[Figure record listings]

○ ○ ○ ○ ○ ○ ○

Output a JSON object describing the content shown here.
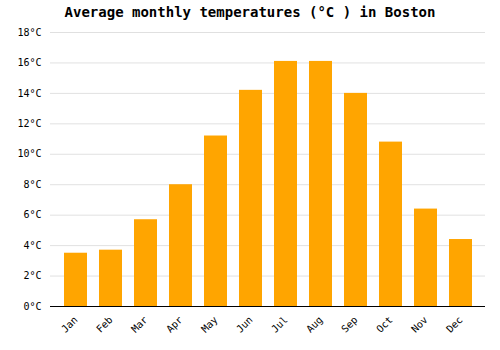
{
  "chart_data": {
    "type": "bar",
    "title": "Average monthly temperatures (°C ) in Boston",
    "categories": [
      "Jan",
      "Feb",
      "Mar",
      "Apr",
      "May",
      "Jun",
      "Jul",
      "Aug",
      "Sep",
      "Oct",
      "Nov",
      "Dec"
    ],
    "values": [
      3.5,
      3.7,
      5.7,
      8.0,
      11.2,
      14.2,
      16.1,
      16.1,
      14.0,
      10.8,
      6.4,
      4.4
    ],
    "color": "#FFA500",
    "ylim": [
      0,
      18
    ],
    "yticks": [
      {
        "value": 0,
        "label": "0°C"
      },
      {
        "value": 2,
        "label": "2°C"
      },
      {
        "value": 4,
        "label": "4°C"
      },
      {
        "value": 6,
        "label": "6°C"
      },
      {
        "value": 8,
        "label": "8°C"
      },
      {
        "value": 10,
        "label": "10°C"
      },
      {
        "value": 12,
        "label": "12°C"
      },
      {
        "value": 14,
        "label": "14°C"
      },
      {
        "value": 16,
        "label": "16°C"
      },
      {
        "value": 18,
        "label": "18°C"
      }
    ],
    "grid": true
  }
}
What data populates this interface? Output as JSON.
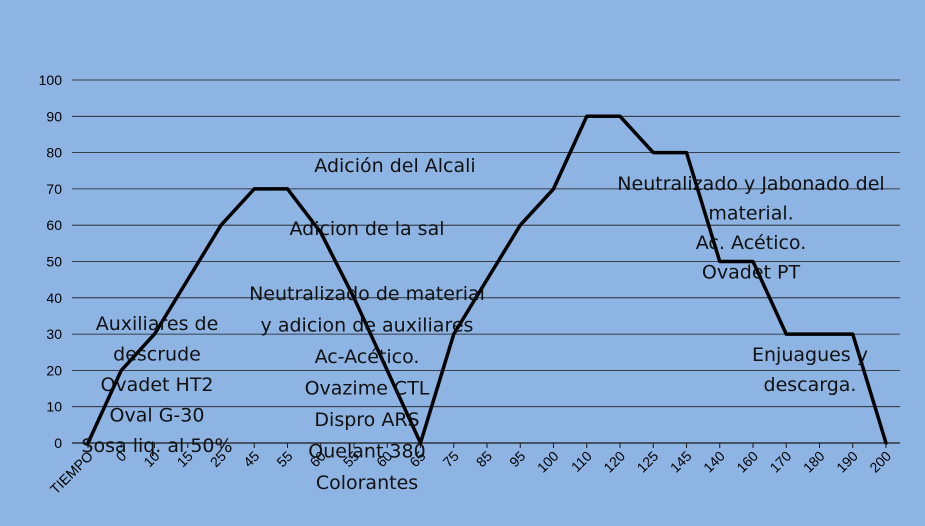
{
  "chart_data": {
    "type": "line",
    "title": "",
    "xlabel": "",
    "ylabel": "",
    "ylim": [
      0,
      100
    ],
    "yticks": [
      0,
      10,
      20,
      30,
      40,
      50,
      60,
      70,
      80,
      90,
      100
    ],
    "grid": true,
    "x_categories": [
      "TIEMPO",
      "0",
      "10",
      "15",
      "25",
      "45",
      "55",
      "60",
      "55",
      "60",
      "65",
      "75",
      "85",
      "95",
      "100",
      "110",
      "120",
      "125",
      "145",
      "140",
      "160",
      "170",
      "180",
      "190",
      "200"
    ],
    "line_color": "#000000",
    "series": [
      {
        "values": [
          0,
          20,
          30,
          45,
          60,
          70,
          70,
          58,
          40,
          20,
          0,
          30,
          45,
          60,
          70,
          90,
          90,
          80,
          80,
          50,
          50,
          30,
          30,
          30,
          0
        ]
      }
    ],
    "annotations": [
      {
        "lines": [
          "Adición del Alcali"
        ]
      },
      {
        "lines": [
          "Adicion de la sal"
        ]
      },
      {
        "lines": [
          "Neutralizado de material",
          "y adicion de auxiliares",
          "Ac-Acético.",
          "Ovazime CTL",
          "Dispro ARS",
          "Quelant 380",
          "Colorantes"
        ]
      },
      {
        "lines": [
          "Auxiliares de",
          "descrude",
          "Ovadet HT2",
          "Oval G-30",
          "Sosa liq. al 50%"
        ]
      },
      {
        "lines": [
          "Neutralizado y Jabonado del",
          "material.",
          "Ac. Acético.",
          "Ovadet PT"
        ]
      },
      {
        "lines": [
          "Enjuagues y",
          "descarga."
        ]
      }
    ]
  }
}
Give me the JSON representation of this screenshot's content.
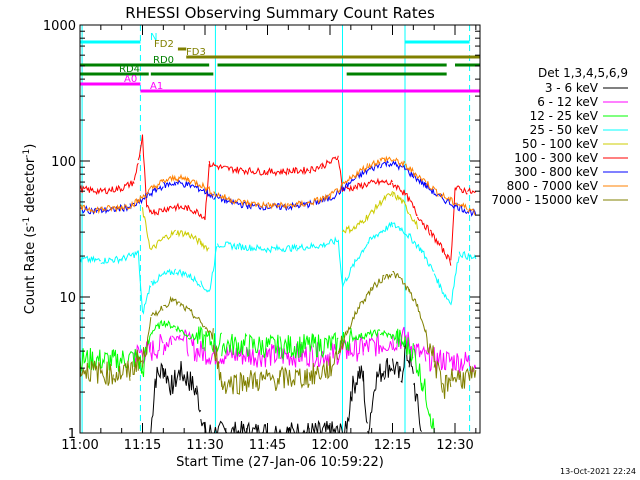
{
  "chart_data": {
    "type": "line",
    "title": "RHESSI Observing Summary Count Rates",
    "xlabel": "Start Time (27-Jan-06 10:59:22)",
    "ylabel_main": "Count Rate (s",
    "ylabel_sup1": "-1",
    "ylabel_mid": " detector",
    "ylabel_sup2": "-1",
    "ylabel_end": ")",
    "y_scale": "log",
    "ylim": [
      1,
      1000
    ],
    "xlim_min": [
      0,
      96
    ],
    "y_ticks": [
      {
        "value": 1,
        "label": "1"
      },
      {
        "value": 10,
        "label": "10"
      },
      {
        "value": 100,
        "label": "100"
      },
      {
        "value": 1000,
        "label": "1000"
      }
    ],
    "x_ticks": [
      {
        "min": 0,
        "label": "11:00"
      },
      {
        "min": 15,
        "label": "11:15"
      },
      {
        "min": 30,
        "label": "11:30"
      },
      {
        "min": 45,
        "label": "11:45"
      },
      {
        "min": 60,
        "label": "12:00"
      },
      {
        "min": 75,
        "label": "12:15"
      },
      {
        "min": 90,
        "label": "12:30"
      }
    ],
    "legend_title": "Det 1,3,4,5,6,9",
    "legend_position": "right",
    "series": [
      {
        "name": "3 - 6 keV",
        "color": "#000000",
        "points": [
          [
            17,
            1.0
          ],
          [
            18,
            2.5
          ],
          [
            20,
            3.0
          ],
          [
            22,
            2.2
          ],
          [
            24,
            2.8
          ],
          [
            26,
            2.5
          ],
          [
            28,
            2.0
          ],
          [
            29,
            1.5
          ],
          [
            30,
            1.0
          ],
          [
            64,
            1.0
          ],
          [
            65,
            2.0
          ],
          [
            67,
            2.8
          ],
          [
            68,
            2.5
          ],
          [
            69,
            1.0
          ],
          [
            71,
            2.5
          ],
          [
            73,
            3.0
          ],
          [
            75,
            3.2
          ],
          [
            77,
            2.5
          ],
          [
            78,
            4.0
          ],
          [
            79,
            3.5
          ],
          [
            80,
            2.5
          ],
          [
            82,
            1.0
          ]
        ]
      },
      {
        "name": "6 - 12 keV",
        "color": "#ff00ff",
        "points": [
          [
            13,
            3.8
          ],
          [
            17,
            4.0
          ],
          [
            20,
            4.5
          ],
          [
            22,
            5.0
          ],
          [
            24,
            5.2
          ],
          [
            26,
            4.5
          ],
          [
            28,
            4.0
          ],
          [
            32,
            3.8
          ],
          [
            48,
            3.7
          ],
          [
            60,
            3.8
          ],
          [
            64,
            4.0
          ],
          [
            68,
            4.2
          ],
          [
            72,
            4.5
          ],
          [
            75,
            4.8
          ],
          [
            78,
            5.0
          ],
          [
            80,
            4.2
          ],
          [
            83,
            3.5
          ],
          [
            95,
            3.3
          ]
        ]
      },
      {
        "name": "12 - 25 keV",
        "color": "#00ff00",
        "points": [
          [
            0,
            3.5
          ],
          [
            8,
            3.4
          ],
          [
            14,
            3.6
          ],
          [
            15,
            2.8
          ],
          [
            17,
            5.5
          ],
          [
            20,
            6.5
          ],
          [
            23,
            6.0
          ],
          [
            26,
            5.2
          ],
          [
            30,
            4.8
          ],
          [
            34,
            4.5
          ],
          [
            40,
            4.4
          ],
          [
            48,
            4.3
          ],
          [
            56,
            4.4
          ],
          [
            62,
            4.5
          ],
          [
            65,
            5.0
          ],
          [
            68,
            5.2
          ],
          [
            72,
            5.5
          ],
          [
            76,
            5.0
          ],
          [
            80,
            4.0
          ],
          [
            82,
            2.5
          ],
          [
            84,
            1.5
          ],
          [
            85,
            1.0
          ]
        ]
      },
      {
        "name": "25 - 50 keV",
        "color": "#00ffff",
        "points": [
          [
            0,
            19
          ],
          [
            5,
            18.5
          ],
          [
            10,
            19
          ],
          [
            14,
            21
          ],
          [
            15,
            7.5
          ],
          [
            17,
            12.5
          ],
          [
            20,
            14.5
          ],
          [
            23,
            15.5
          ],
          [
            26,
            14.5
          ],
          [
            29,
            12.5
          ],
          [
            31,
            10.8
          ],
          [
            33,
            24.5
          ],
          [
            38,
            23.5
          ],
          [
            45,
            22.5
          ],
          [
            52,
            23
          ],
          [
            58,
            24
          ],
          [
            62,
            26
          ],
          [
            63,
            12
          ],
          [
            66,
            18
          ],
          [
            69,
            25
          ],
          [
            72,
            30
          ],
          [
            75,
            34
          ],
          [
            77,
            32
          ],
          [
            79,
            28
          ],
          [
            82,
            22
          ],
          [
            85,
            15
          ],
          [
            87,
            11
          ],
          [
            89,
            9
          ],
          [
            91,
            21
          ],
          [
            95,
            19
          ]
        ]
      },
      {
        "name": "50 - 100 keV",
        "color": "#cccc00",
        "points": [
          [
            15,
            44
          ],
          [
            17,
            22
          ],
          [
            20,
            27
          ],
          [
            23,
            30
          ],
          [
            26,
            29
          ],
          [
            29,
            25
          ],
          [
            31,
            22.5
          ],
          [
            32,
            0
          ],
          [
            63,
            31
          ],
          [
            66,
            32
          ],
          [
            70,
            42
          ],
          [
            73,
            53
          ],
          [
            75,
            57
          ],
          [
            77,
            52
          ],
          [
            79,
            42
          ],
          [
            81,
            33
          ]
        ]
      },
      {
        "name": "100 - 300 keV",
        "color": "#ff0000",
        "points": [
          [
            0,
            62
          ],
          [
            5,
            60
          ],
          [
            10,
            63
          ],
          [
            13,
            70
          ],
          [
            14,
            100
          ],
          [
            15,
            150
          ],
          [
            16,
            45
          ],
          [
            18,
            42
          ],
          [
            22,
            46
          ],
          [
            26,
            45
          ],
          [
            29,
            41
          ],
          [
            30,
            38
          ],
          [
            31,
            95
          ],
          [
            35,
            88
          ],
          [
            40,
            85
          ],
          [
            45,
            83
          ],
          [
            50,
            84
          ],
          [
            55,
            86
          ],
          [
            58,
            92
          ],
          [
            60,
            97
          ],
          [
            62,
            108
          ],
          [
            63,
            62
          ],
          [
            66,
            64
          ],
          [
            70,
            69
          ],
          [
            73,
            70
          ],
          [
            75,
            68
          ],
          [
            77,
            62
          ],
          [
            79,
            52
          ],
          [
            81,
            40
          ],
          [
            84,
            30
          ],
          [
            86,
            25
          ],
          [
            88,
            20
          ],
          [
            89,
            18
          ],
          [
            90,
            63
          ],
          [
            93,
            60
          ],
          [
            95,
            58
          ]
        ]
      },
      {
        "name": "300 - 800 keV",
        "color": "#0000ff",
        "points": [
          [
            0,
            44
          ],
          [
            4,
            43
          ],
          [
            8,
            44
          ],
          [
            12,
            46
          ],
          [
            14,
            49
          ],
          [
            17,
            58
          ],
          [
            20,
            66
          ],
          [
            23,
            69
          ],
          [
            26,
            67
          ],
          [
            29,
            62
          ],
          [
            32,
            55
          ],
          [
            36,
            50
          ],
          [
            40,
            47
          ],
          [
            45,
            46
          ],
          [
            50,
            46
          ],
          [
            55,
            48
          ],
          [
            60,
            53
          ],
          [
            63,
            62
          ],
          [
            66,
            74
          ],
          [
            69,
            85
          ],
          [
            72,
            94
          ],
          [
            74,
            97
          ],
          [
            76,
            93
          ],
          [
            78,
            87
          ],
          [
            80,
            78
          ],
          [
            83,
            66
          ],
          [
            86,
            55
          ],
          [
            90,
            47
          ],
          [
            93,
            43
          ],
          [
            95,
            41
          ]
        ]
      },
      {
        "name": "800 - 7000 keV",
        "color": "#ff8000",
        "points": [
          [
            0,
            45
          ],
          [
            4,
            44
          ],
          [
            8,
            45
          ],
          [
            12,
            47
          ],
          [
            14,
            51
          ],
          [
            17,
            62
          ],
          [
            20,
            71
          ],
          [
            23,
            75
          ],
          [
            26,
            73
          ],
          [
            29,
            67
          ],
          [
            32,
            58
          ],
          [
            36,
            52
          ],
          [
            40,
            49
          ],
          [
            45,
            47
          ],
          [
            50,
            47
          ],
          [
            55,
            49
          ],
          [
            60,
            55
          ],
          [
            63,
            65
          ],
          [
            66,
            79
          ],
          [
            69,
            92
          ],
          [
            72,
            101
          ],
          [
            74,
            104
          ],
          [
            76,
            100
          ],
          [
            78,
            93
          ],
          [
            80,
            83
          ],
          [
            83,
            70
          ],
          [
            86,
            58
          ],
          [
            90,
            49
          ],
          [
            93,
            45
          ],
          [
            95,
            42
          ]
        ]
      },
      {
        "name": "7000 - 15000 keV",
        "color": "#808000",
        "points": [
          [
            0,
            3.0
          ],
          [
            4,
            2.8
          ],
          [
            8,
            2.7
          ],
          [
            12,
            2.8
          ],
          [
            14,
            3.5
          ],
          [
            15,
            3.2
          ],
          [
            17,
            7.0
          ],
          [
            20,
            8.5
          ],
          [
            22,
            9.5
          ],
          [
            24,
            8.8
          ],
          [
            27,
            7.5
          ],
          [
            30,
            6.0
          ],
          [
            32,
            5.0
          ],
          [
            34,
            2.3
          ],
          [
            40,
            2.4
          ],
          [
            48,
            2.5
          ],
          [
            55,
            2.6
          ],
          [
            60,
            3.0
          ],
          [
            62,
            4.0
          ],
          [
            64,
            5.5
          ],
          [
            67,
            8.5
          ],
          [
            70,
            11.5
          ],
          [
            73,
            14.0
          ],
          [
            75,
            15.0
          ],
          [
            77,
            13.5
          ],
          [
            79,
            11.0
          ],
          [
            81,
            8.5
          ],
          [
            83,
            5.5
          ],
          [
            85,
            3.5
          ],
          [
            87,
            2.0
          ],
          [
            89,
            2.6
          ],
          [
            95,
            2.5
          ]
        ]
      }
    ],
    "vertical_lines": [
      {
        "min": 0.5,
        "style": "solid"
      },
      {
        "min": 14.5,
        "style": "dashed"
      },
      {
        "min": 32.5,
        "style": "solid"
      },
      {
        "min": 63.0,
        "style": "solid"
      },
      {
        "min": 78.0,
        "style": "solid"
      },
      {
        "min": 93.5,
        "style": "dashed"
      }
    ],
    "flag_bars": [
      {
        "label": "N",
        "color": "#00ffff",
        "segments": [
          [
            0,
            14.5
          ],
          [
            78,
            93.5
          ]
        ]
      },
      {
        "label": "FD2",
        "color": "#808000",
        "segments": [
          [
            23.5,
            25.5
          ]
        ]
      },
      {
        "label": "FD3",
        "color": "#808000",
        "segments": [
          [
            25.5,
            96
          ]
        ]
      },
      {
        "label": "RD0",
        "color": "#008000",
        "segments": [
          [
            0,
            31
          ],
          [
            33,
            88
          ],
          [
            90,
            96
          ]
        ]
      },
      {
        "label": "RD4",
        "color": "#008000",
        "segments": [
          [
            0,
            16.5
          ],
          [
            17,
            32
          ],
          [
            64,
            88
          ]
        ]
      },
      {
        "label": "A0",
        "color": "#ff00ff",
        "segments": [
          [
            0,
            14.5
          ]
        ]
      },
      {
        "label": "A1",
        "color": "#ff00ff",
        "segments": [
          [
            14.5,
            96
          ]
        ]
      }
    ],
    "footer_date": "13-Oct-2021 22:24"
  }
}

○ ○ ○ ○ ○ ○ ○

What the task requires =>
Write the number of lines containing the word "content" and nothing besides it.

Full solution =>
2